> Extracted information:
## Start
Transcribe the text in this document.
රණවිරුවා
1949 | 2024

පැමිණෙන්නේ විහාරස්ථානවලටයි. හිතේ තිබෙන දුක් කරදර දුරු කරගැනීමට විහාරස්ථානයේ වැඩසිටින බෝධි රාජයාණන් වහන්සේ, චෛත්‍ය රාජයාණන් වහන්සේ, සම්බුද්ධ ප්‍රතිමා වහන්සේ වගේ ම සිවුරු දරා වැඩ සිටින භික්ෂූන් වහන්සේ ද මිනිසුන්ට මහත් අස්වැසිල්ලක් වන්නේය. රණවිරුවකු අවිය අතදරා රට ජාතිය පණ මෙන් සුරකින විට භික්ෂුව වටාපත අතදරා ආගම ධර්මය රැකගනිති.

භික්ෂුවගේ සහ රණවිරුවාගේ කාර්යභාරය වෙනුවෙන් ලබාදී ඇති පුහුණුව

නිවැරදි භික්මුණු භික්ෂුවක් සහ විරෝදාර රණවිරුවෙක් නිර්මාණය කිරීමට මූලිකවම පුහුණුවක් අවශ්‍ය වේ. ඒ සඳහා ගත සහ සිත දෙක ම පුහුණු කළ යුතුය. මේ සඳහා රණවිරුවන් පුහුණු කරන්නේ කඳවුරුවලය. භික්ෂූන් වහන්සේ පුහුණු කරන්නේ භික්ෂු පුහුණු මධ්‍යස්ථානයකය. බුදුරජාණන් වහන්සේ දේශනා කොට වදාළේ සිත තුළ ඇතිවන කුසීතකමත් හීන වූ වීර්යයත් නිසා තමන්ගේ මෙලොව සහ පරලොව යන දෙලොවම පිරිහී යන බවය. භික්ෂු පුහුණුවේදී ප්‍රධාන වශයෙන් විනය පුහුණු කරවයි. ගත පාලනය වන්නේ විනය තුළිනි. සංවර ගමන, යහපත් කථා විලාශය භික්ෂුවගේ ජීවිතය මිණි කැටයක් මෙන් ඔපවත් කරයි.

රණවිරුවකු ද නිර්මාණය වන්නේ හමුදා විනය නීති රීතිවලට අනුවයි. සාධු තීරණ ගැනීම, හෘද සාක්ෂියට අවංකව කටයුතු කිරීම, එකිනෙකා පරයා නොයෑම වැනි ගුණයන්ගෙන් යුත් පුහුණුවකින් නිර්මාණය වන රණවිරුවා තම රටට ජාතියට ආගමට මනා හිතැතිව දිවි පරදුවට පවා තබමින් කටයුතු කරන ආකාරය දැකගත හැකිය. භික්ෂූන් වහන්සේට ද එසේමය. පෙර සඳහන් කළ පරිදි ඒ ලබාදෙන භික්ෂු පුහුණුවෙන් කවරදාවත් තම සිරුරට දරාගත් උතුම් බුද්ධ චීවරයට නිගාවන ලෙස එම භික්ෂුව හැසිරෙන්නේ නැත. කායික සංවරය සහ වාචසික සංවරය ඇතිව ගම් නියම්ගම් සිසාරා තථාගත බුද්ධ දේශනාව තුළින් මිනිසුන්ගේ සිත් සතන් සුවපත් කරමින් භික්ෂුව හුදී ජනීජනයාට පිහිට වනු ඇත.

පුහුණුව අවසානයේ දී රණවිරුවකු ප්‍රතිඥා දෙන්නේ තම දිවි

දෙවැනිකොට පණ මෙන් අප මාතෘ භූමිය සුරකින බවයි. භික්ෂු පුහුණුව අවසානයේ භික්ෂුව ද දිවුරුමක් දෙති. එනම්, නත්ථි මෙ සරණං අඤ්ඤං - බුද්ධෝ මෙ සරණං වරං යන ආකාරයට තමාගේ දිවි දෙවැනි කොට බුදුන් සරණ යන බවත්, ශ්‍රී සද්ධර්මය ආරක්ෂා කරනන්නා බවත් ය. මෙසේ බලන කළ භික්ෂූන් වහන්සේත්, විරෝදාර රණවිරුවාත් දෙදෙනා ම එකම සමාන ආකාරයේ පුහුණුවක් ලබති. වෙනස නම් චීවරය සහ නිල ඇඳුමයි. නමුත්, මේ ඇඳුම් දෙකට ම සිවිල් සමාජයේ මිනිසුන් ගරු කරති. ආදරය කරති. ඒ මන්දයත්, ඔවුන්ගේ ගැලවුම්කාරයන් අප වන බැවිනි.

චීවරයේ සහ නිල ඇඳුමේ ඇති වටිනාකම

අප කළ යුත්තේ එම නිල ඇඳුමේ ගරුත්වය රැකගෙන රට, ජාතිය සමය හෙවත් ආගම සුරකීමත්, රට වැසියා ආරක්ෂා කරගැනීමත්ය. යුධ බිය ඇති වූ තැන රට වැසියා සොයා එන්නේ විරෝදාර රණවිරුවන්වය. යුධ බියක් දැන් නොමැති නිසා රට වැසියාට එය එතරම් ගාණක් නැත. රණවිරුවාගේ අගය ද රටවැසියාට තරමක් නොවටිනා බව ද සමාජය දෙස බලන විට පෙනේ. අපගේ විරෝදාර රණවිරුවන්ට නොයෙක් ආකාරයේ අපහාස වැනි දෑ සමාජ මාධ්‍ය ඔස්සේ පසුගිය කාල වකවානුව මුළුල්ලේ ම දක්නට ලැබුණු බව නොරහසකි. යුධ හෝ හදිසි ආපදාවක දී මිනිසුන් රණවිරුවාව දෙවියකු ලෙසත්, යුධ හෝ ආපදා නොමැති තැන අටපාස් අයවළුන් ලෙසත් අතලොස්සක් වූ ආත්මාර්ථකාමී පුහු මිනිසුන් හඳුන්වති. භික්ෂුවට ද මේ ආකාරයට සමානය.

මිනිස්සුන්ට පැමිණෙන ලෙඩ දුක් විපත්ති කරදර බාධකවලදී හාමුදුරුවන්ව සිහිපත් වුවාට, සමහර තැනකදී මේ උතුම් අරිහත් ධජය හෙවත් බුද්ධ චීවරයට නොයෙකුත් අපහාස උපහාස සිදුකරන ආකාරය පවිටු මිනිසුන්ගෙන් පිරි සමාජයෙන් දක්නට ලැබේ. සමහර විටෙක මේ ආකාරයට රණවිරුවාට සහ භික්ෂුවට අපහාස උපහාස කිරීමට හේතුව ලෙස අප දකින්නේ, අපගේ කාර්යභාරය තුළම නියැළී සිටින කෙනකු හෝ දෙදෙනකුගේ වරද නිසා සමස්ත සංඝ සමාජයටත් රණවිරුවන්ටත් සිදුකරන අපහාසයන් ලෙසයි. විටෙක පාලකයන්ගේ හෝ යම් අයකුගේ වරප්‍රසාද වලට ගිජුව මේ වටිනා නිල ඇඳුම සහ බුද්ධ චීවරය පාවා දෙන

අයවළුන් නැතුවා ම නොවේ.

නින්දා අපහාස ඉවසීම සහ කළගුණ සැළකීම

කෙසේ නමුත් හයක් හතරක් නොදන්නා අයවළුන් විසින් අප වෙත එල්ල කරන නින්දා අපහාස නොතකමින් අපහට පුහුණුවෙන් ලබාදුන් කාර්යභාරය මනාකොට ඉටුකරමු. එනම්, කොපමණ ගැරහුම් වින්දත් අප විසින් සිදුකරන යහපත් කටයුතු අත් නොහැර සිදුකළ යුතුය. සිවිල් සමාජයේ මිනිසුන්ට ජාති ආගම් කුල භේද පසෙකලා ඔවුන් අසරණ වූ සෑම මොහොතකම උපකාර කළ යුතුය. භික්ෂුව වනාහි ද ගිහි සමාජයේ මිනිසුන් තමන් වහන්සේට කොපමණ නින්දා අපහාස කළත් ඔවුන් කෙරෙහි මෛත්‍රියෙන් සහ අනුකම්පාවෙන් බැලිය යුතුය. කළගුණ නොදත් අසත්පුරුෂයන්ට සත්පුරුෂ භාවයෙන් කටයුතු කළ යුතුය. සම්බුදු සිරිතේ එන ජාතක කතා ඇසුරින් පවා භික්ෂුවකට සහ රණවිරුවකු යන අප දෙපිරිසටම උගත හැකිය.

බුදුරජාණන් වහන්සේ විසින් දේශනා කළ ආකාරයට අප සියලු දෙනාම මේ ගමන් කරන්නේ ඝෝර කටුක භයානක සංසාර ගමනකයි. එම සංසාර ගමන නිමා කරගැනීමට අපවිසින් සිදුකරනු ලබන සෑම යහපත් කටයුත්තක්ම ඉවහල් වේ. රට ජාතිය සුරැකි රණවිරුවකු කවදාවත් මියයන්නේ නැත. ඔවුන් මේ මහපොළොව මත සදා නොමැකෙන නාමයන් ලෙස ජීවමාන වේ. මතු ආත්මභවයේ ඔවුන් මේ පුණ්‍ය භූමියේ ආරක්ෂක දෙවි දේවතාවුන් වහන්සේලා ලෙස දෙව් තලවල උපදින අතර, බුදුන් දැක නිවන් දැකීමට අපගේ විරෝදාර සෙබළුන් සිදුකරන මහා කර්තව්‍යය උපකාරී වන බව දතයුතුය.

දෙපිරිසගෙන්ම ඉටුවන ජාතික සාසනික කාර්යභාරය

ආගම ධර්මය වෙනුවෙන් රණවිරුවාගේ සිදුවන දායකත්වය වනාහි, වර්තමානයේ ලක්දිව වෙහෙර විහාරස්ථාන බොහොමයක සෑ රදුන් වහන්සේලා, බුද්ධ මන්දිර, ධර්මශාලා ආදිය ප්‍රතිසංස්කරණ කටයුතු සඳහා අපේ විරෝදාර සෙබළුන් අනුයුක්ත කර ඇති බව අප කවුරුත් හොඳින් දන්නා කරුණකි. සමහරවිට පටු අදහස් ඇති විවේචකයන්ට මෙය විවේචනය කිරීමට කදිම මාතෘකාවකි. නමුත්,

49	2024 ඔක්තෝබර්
## End
Report how many lines in the data contain the word "වරයට", with no words besides the number.

> Right answer:
2